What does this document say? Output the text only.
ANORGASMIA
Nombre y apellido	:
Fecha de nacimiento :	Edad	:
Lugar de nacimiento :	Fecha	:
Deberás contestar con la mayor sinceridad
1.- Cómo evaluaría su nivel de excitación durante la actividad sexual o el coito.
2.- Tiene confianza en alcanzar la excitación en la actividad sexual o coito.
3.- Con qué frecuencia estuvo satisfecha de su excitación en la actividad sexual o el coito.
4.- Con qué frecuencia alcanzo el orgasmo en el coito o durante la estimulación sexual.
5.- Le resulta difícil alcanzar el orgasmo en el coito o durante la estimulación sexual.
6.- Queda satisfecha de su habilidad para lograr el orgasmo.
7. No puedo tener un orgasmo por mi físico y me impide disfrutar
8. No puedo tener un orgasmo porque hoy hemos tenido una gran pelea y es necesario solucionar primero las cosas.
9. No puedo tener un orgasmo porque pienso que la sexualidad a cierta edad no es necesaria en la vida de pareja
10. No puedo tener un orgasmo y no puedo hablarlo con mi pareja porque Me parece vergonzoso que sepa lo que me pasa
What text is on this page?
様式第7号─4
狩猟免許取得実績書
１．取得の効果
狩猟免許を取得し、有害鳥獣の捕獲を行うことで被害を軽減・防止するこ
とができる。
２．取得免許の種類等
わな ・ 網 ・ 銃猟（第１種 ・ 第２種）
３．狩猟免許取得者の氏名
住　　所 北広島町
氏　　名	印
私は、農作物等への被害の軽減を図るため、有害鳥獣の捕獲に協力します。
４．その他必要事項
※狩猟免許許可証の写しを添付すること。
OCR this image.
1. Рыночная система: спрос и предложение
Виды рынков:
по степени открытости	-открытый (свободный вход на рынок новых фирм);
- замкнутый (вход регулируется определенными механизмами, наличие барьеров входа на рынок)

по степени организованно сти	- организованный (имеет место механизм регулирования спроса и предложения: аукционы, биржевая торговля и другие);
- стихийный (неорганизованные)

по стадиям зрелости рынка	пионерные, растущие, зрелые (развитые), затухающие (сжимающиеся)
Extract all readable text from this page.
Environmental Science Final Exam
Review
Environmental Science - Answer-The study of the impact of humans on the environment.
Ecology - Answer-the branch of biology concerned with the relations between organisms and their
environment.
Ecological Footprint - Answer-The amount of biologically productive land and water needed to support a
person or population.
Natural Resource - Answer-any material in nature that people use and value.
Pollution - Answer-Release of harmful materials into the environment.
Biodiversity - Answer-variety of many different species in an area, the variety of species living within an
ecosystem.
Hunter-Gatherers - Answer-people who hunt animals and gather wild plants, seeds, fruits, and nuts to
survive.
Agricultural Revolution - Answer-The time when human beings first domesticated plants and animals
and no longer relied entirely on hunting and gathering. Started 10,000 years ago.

• • • • •

Repeat the data above exactly.

What does this document say? Output the text only.
ANORGASMIA
Nombre y apellido	:
Fecha de nacimiento :	Edad	:
Lugar de nacimiento :	Fecha	:
Deberás contestar con la mayor sinceridad
1.- Cómo evaluaría su nivel de excitación durante la actividad sexual o el coito.
2.- Tiene confianza en alcanzar la excitación en la actividad sexual o coito.
3.- Con qué frecuencia estuvo satisfecha de su excitación en la actividad sexual o el coito.
4.- Con qué frecuencia alcanzo el orgasmo en el coito o durante la estimulación sexual.
5.- Le resulta difícil alcanzar el orgasmo en el coito o durante la estimulación sexual.
6.- Queda satisfecha de su habilidad para lograr el orgasmo.
7. No puedo tener un orgasmo por mi físico y me impide disfrutar
8. No puedo tener un orgasmo porque hoy hemos tenido una gran pelea y es necesario solucionar primero las cosas.
9. No puedo tener un orgasmo porque pienso que la sexualidad a cierta edad no es necesaria en la vida de pareja
10. No puedo tener un orgasmo y no puedo hablarlo con mi pareja porque Me parece vergonzoso que sepa lo que me pasa
What text is on this page?
様式第7号─4
狩猟免許取得実績書
１．取得の効果
狩猟免許を取得し、有害鳥獣の捕獲を行うことで被害を軽減・防止するこ
とができる。
２．取得免許の種類等
わな ・ 網 ・ 銃猟（第１種 ・ 第２種）
３．狩猟免許取得者の氏名
住　　所 北広島町
氏　　名	印
私は、農作物等への被害の軽減を図るため、有害鳥獣の捕獲に協力します。
４．その他必要事項
※狩猟免許許可証の写しを添付すること。
OCR this image.
1. Рыночная система: спрос и предложение
Виды рынков:
по степени открытости	-открытый (свободный вход на рынок новых фирм);
- замкнутый (вход регулируется определенными механизмами, наличие барьеров входа на рынок)

по степени организованно сти	- организованный (имеет место механизм регулирования спроса и предложения: аукционы, биржевая торговля и другие);
- стихийный (неорганизованные)

по стадиям зрелости рынка	пионерные, растущие, зрелые (развитые), затухающие (сжимающиеся)
Extract all readable text from this page.
Environmental Science Final Exam
Review
Environmental Science - Answer-The study of the impact of humans on the environment.
Ecology - Answer-the branch of biology concerned with the relations between organisms and their
environment.
Ecological Footprint - Answer-The amount of biologically productive land and water needed to support a
person or population.
Natural Resource - Answer-any material in nature that people use and value.
Pollution - Answer-Release of harmful materials into the environment.
Biodiversity - Answer-variety of many different species in an area, the variety of species living within an
ecosystem.
Hunter-Gatherers - Answer-people who hunt animals and gather wild plants, seeds, fruits, and nuts to
survive.
Agricultural Revolution - Answer-The time when human beings first domesticated plants and animals
and no longer relied entirely on hunting and gathering. Started 10,000 years ago.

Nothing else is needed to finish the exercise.